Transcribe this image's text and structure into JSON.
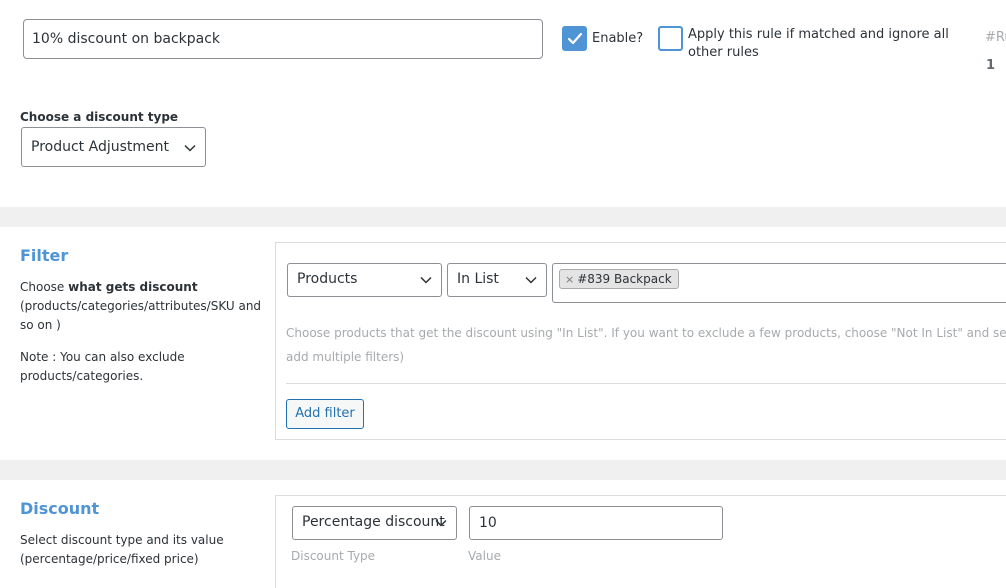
{
  "rule": {
    "name_value": "10% discount on backpack",
    "enable_label": "Enable?",
    "enable_checked": true,
    "exclusive_label": "Apply this rule if matched and ignore all other rules",
    "exclusive_checked": false,
    "id_label": "#Ru",
    "id_value": "1"
  },
  "discount_type": {
    "label": "Choose a discount type",
    "selected": "Product Adjustment"
  },
  "filter": {
    "title": "Filter",
    "desc_prefix": "Choose ",
    "desc_bold": "what gets discount",
    "desc_suffix": " (products/categories/attributes/SKU and so on )",
    "note": "Note : You can also exclude products/categories.",
    "type_selected": "Products",
    "condition_selected": "In List",
    "tag_remove": "×",
    "tag_label": "#839 Backpack",
    "help_line1": "Choose products that get the discount using \"In List\". If you want to exclude a few products, choose \"Not In List\" and select the produ",
    "help_line2": "add multiple filters)",
    "add_button": "Add filter"
  },
  "discount": {
    "title": "Discount",
    "desc": "Select discount type and its value (percentage/price/fixed price)",
    "kind_selected": "Percentage discount",
    "value": "10",
    "kind_caption": "Discount Type",
    "value_caption": "Value"
  },
  "colors": {
    "accent": "#4f94d4",
    "button": "#2271b1",
    "band": "#f0f0f1",
    "muted": "#a7aaad"
  }
}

=-=-=-=-=

Work to be completed:
Omit every picture, and otherwise quote the entries exactly.

Exercise response:
Transcribe this image's text and structure into JSON.
{
  "rule": {
    "name_value": "10% discount on backpack",
    "enable_label": "Enable?",
    "enable_checked": true,
    "exclusive_label": "Apply this rule if matched and ignore all other rules",
    "exclusive_checked": false,
    "id_label": "#Ru",
    "id_value": "1"
  },
  "discount_type": {
    "label": "Choose a discount type",
    "selected": "Product Adjustment"
  },
  "filter": {
    "title": "Filter",
    "desc_prefix": "Choose ",
    "desc_bold": "what gets discount",
    "desc_suffix": " (products/categories/attributes/SKU and so on )",
    "note": "Note : You can also exclude products/categories.",
    "type_selected": "Products",
    "condition_selected": "In List",
    "tag_remove": "×",
    "tag_label": "#839 Backpack",
    "help_line1": "Choose products that get the discount using \"In List\". If you want to exclude a few products, choose \"Not In List\" and select the produ",
    "help_line2": "add multiple filters)",
    "add_button": "Add filter"
  },
  "discount": {
    "title": "Discount",
    "desc": "Select discount type and its value (percentage/price/fixed price)",
    "kind_selected": "Percentage discount",
    "value": "10",
    "kind_caption": "Discount Type",
    "value_caption": "Value"
  },
  "colors": {
    "accent": "#4f94d4",
    "button": "#2271b1",
    "band": "#f0f0f1",
    "muted": "#a7aaad"
  }
}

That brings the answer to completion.